» **Data to use**
• • • •

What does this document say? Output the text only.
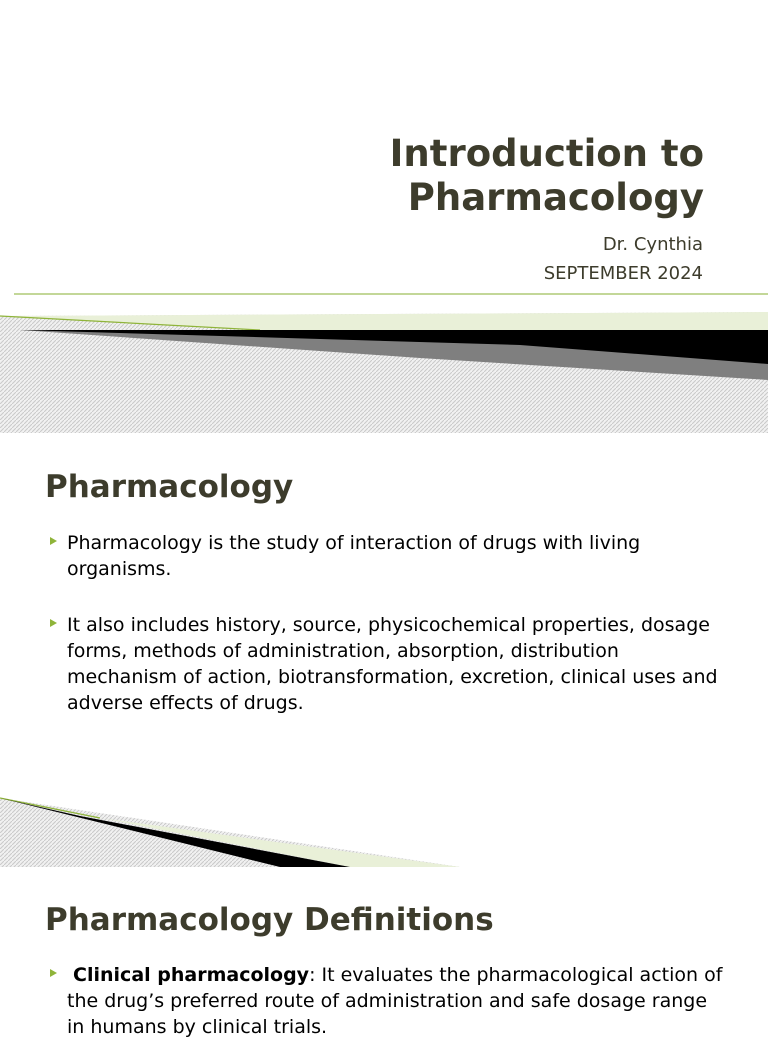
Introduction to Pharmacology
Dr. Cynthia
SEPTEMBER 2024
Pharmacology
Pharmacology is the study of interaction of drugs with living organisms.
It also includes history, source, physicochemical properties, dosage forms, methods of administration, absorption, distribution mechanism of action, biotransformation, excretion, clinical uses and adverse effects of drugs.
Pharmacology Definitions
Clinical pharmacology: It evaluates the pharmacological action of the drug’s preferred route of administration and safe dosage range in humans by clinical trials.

• • • •

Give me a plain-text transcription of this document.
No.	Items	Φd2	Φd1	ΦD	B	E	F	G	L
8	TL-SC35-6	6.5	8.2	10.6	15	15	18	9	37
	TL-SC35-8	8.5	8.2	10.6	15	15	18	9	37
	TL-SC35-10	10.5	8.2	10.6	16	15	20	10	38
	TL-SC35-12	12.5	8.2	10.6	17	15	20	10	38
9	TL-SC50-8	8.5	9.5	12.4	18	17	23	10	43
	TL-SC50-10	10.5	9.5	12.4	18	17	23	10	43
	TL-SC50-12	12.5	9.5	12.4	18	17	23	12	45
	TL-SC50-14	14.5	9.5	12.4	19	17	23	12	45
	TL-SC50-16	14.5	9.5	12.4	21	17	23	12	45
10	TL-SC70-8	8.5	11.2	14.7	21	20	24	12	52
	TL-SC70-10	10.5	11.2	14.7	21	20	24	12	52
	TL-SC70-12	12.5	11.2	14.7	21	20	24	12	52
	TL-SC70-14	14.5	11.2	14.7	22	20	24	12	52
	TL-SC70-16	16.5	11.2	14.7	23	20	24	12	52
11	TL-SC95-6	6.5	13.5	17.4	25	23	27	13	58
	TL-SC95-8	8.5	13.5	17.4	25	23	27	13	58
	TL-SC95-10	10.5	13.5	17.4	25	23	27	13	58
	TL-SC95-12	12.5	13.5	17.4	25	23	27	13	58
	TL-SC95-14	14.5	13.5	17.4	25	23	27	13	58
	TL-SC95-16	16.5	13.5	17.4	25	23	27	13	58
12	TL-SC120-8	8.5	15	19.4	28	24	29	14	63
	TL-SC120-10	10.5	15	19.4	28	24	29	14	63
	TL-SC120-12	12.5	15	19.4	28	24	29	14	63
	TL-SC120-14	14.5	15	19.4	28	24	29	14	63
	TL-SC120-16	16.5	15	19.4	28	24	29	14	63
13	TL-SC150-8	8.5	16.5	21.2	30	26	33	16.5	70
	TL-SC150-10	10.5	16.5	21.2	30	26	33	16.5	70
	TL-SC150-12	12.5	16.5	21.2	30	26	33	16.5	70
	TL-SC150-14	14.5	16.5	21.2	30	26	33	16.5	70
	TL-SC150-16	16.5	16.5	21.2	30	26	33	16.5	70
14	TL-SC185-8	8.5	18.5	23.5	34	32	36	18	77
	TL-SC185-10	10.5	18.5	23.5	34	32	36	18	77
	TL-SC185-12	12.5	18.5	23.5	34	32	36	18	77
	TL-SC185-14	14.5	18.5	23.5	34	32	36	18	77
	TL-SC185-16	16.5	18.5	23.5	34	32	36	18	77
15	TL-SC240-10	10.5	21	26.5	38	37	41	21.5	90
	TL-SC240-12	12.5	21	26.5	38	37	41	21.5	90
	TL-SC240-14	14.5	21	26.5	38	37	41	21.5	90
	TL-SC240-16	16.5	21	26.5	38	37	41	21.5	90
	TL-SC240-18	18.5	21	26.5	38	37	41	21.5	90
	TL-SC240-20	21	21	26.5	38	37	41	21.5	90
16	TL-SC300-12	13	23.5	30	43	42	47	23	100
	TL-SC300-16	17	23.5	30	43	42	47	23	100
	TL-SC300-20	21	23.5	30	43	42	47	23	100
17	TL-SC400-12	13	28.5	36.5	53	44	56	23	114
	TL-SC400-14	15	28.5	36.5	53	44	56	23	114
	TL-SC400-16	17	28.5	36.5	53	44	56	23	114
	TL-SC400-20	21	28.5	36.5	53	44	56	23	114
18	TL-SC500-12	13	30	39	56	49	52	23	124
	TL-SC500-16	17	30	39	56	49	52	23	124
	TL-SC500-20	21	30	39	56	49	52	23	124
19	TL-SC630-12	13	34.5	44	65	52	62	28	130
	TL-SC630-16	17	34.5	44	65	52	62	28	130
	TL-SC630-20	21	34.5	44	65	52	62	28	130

• • • •

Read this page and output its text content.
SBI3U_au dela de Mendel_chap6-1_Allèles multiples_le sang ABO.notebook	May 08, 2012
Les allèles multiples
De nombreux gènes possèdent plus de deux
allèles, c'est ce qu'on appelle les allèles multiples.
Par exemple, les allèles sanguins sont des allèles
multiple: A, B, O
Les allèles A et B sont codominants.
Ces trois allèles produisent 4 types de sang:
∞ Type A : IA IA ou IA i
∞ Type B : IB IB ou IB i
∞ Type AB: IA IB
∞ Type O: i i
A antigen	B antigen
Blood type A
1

• • • •

» **Exercise goal**
Tally the lines above that contain the word "clinical", and reply with only the number.

» **Response to the exercise**
2